▶ Data shown:
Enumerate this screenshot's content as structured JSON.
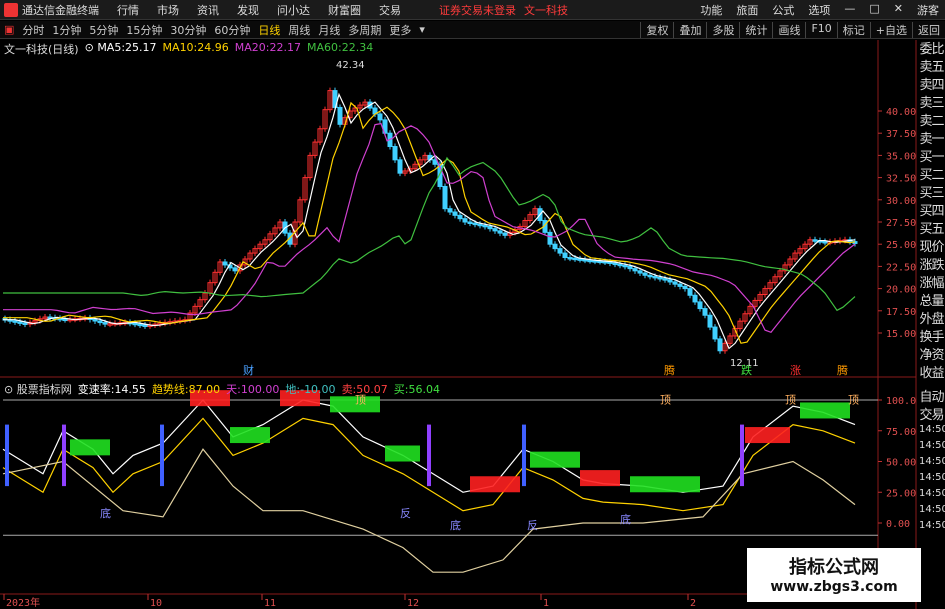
{
  "app": {
    "title": "通达信金融终端",
    "menus": [
      "行情",
      "市场",
      "资讯",
      "发现",
      "问小达",
      "财富圈",
      "交易"
    ],
    "notice": "证券交易未登录",
    "stock_tag": "文一科技",
    "right_menus": [
      "功能",
      "旅面",
      "公式",
      "选项"
    ],
    "guest": "游客"
  },
  "toolbar": {
    "periods": [
      "分时",
      "1分钟",
      "5分钟",
      "15分钟",
      "30分钟",
      "60分钟",
      "日线",
      "周线",
      "月线",
      "多周期",
      "更多"
    ],
    "active_period": "日线",
    "right_buttons": [
      "复权",
      "叠加",
      "多股",
      "统计",
      "画线",
      "F10",
      "标记",
      "+自选",
      "返回"
    ]
  },
  "main_chart": {
    "title": "文一科技(日线)",
    "ma": [
      {
        "label": "MA5:",
        "value": "25.17",
        "color": "#ffffff"
      },
      {
        "label": "MA10:",
        "value": "24.96",
        "color": "#ffd200"
      },
      {
        "label": "MA20:",
        "value": "22.17",
        "color": "#d040d0"
      },
      {
        "label": "MA60:",
        "value": "22.34",
        "color": "#40c040"
      }
    ],
    "price_axis": [
      "40.00",
      "37.50",
      "35.00",
      "32.50",
      "30.00",
      "27.50",
      "25.00",
      "22.50",
      "20.00",
      "17.50",
      "15.00"
    ],
    "annotations": {
      "high": "42.34",
      "low": "12.11"
    },
    "markers": [
      "财",
      "腾",
      "跌",
      "涨",
      "腾"
    ]
  },
  "sub_chart": {
    "title": "股票指标网",
    "items": [
      {
        "label": "变速率:",
        "value": "14.55",
        "color": "#ffffff"
      },
      {
        "label": "趋势线:",
        "value": "87.00",
        "color": "#ffd200"
      },
      {
        "label": "天:",
        "value": "100.00",
        "color": "#d040d0"
      },
      {
        "label": "地:",
        "value": "-10.00",
        "color": "#40c0c0"
      },
      {
        "label": "卖:",
        "value": "50.07",
        "color": "#ff4040"
      },
      {
        "label": "买:",
        "value": "56.04",
        "color": "#40e040"
      }
    ],
    "axis": [
      "100.0",
      "75.00",
      "50.00",
      "25.00",
      "0.00"
    ],
    "right_axis": [
      "14:50",
      "14:50",
      "14:50",
      "14:50",
      "14:50",
      "14:50",
      "14:50"
    ],
    "labels": [
      "底",
      "反",
      "底",
      "反",
      "底",
      "顶",
      "顶",
      "顶",
      "顶"
    ]
  },
  "date_axis": [
    "2023年",
    "10",
    "11",
    "12",
    "1",
    "2"
  ],
  "side_panel": [
    "委比",
    "卖五",
    "卖四",
    "卖三",
    "卖二",
    "卖一",
    "买一",
    "买二",
    "买三",
    "买四",
    "买五",
    "现价",
    "涨跌",
    "涨幅",
    "总量",
    "外盘",
    "换手",
    "净资",
    "收益"
  ],
  "side_panel_lower": [
    "自动",
    "交易"
  ],
  "watermark": {
    "line1": "指标公式网",
    "line2": "www.zbgs3.com"
  }
}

▶ What the exercise asks: Gather each line of the listing that holds the string "title".

▶ Correct output:
    "title": "通达信金融终端",
    "title": "文一科技(日线)",
    "title": "股票指标网",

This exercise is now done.